Work required
Identify the lines that contain the string "left" and copy all of them.

The input
** start **

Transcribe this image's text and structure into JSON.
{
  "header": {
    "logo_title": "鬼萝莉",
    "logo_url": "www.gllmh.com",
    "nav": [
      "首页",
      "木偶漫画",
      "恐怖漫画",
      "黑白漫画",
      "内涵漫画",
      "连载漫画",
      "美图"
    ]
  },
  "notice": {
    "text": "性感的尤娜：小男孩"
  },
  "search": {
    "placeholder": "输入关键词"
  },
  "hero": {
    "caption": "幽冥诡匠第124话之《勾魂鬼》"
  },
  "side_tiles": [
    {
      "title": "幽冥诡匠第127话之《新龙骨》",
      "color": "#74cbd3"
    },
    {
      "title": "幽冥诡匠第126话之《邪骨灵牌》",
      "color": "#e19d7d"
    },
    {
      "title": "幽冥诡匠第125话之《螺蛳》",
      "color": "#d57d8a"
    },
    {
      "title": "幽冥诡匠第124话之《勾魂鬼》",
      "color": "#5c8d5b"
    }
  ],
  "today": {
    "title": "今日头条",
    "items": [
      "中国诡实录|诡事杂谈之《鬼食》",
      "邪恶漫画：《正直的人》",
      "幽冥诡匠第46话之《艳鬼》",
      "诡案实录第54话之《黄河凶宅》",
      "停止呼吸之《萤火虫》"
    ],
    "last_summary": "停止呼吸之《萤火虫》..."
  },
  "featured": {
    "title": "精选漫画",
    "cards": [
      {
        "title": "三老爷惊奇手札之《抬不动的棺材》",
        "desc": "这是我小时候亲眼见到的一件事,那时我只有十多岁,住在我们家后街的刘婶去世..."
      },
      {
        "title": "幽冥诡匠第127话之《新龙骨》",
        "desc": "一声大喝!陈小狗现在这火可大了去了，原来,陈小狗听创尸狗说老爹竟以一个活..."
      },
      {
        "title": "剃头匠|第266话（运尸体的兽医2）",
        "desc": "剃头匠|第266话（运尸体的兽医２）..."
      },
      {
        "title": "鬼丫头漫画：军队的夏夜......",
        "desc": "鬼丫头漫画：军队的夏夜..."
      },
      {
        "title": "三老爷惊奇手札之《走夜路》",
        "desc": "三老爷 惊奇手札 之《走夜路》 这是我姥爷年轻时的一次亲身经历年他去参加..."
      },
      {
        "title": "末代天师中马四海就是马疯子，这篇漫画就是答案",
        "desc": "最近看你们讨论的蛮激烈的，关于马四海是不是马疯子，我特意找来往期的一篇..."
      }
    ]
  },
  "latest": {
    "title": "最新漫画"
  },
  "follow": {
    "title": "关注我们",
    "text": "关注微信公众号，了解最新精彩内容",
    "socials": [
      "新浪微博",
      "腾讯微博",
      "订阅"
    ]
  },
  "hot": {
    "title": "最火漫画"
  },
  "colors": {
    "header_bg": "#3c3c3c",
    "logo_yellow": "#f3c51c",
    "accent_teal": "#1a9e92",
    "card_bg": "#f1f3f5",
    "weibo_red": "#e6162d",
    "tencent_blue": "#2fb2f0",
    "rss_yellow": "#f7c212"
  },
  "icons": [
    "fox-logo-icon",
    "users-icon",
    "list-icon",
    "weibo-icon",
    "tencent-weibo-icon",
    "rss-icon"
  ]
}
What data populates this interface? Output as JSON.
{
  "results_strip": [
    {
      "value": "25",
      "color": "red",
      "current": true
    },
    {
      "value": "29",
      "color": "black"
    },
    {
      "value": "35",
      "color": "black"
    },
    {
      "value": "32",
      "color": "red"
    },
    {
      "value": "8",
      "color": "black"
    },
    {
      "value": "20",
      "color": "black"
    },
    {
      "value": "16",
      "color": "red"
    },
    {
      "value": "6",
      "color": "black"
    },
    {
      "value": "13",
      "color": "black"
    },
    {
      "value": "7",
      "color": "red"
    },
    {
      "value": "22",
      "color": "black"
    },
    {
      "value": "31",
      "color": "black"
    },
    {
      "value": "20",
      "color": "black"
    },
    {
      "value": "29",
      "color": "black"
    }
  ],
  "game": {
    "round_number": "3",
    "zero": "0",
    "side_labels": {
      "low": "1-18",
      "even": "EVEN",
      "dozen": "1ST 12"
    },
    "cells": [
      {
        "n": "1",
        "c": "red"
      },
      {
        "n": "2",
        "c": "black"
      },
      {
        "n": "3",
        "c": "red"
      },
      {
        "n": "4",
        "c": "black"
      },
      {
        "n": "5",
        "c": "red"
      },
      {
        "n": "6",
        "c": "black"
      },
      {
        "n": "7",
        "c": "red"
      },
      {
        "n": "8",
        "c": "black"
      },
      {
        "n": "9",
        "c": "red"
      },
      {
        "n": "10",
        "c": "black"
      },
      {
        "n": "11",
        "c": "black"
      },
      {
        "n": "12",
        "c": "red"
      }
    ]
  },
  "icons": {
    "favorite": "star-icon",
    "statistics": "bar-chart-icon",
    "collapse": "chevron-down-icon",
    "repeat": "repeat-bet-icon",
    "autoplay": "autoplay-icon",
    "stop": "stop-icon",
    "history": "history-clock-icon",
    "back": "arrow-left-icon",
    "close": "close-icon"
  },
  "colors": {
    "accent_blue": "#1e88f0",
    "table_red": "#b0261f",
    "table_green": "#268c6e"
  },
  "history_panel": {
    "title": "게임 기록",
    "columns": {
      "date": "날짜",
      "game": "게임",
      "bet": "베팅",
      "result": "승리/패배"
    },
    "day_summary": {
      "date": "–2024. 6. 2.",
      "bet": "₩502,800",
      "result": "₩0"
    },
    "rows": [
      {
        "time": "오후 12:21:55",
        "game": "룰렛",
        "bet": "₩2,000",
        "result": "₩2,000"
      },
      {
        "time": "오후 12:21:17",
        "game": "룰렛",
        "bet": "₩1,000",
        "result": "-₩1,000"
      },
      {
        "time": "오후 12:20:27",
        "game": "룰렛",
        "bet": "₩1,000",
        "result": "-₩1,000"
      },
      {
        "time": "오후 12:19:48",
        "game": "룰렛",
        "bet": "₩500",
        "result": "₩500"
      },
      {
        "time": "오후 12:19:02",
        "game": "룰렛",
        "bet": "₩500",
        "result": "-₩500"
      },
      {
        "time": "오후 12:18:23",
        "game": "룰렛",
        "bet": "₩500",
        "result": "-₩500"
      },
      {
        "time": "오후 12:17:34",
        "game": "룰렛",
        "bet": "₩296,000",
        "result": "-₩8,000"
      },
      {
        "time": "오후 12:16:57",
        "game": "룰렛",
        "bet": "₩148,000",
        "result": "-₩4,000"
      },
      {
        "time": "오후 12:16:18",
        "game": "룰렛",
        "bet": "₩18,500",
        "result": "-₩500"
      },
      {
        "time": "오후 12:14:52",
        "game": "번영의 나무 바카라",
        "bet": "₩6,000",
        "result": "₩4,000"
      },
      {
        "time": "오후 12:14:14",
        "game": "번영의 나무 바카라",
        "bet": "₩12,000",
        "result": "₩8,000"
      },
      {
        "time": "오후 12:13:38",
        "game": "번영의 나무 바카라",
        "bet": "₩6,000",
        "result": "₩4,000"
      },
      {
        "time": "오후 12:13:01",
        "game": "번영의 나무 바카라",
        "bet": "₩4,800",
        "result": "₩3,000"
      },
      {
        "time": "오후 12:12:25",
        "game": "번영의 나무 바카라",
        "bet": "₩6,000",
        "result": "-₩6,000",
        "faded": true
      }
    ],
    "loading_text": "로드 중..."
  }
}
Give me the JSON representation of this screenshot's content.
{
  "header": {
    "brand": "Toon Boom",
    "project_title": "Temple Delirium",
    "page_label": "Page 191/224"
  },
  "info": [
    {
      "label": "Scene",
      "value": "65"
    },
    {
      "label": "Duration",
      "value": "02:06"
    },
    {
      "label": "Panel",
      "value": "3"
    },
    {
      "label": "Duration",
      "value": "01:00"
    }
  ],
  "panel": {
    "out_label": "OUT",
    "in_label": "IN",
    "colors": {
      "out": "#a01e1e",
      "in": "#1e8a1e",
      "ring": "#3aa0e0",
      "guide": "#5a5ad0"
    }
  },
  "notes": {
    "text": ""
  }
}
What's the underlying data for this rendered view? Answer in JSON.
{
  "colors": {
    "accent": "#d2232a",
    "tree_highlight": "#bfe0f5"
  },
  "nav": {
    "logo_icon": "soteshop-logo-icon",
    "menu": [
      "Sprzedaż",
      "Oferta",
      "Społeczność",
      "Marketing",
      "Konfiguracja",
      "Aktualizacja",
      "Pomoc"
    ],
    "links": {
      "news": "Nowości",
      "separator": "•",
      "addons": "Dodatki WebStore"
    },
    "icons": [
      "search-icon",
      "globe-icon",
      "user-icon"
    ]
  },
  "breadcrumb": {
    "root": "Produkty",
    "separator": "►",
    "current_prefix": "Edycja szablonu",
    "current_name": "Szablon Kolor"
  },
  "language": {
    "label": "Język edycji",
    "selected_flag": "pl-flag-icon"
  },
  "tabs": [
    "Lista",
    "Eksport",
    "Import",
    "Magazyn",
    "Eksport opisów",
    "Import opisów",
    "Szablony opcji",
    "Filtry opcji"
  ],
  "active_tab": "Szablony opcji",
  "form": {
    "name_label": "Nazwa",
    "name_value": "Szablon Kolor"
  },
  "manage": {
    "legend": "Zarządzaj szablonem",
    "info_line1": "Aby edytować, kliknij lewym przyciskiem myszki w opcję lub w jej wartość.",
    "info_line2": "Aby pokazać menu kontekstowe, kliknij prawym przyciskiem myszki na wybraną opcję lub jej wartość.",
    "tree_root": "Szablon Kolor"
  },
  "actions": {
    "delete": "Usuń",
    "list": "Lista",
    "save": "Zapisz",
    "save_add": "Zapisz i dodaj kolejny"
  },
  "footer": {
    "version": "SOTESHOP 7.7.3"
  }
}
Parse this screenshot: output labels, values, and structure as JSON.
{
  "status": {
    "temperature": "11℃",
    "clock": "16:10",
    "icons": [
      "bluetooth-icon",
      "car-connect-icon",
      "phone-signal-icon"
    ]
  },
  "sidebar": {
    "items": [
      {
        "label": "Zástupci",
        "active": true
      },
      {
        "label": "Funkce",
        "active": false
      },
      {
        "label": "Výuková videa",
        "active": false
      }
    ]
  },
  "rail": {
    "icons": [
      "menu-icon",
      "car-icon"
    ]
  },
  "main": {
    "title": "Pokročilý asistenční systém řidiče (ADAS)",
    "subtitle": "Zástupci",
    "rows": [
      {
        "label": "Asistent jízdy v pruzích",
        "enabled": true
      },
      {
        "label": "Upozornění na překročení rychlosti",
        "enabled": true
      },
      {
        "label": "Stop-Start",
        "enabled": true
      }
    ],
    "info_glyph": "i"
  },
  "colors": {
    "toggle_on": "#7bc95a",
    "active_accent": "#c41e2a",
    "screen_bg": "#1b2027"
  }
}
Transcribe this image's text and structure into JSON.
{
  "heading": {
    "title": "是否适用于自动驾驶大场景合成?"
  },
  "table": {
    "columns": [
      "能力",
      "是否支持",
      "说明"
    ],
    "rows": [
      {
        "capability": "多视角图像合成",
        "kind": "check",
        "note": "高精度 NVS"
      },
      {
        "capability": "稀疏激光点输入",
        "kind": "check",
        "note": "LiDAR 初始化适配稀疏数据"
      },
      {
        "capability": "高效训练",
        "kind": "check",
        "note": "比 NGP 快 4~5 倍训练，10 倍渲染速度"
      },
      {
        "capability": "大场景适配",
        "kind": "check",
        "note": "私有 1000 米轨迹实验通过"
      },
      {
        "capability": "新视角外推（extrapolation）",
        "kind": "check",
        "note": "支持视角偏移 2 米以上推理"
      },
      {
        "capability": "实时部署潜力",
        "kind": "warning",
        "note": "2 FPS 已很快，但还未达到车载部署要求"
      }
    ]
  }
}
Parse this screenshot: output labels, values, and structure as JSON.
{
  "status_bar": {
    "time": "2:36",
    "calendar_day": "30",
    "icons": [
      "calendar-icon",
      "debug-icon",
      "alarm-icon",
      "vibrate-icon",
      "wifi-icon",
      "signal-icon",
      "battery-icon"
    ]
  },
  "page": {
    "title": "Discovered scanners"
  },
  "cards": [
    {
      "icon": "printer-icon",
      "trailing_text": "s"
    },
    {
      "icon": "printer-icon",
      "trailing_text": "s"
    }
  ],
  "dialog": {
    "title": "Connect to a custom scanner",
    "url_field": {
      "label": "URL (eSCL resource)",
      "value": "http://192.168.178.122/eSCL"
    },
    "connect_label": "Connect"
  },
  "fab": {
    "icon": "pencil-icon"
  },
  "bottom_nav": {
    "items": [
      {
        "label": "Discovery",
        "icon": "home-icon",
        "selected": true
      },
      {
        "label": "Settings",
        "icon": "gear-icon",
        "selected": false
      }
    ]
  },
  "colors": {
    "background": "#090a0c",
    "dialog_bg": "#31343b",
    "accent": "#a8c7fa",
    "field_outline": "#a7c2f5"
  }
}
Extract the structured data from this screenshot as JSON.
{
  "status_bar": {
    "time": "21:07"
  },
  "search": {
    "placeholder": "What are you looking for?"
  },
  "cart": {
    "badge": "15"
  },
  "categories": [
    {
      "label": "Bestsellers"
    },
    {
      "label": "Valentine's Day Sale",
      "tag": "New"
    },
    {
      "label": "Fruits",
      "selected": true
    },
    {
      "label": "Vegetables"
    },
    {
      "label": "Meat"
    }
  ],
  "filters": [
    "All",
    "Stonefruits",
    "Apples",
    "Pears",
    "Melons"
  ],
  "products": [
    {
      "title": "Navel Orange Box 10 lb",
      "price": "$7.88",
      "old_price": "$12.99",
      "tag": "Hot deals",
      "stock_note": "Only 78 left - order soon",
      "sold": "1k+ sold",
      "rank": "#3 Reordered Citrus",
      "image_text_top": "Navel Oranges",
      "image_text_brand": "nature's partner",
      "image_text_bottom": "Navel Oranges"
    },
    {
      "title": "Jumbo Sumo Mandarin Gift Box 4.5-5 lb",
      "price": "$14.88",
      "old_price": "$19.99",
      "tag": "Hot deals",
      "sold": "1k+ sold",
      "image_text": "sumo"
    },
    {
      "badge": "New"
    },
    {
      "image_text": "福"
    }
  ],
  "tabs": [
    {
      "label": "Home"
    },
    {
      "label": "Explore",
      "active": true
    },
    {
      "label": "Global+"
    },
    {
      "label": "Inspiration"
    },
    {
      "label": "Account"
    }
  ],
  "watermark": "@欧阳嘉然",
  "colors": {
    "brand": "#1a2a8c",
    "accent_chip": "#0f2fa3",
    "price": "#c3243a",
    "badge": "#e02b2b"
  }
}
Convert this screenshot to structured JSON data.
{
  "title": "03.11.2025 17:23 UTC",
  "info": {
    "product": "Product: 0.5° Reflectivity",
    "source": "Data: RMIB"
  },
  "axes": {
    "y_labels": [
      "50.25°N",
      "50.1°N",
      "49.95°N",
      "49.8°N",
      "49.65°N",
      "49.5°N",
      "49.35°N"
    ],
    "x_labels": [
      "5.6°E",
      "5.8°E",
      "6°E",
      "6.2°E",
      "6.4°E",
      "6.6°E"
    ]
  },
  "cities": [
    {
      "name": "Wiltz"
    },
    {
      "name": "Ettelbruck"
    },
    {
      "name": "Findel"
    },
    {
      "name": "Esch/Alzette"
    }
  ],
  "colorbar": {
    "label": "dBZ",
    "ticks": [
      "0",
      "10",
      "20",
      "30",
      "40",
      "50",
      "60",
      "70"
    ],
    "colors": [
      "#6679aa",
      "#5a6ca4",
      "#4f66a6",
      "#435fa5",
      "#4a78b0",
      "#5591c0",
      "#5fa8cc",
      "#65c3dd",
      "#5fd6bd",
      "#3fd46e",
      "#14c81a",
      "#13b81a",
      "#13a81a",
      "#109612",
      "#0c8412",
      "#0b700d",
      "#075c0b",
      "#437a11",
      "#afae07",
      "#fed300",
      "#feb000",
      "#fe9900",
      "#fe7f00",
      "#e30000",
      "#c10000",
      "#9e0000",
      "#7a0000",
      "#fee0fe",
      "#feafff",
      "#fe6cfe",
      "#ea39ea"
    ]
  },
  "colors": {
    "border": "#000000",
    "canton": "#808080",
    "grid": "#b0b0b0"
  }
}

** end **

Full answer
    "back": "arrow-left-icon",
      "stock_note": "Only 78 left - order soon",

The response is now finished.